+++ INPUT DATA +++
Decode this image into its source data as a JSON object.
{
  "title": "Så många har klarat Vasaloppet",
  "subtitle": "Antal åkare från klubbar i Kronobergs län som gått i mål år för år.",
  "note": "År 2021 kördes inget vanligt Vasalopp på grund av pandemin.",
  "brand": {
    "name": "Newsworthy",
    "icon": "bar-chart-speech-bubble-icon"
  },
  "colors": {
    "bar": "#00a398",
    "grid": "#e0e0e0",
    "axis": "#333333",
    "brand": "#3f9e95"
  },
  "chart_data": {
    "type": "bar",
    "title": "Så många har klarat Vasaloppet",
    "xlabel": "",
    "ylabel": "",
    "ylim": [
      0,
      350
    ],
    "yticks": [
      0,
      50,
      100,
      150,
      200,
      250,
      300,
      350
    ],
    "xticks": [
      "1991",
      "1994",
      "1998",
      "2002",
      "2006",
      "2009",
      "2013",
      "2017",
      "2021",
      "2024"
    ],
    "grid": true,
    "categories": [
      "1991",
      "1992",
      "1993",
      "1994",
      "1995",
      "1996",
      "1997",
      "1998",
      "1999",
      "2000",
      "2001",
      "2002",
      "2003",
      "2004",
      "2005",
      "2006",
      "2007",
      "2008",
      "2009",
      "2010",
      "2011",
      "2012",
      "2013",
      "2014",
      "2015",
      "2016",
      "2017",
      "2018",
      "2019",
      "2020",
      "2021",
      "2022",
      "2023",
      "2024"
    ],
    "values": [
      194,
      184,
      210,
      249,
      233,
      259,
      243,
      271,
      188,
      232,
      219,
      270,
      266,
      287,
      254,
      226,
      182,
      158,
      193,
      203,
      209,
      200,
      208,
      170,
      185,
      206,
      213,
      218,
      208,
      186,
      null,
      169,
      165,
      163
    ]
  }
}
+++
+++ INPUT DATA +++
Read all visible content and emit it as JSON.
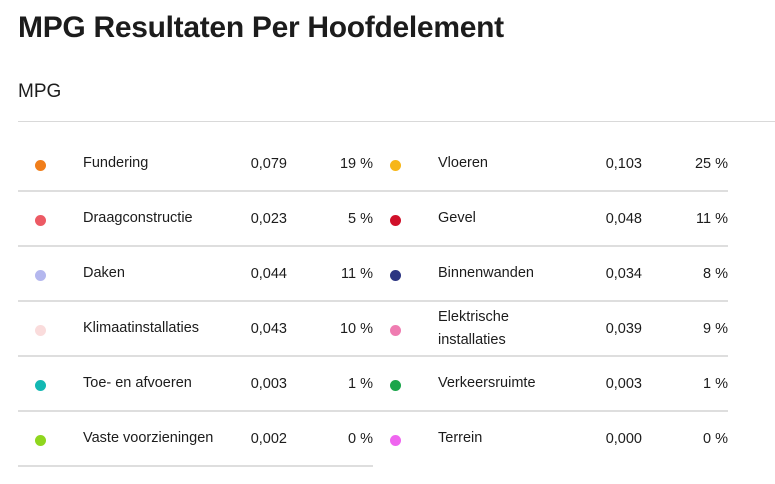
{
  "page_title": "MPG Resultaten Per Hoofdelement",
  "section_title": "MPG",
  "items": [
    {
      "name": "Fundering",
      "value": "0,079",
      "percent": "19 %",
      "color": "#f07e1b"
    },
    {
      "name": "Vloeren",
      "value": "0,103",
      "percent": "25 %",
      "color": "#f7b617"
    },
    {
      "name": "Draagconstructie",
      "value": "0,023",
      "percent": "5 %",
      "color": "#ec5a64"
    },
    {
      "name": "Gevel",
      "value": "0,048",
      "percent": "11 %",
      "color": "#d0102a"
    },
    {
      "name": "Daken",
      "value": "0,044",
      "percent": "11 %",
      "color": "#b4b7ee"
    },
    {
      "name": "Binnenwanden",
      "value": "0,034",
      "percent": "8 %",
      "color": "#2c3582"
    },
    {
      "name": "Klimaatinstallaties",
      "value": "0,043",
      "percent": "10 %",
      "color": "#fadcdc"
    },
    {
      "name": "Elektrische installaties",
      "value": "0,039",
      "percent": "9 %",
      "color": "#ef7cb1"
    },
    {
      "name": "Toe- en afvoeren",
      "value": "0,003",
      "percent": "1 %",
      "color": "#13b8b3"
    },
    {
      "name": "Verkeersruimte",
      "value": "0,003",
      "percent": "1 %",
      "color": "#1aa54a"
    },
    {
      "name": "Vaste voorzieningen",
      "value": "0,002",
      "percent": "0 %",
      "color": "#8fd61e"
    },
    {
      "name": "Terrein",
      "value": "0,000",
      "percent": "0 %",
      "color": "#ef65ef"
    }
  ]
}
+++
◆ EXERCISE GOAL: Search the lines above for the string "JSON" and copy each line that has it.

◆ THE OUTPUT:
Decode this image into its source data as a JSON object.
Read all visible content and emit it as JSON.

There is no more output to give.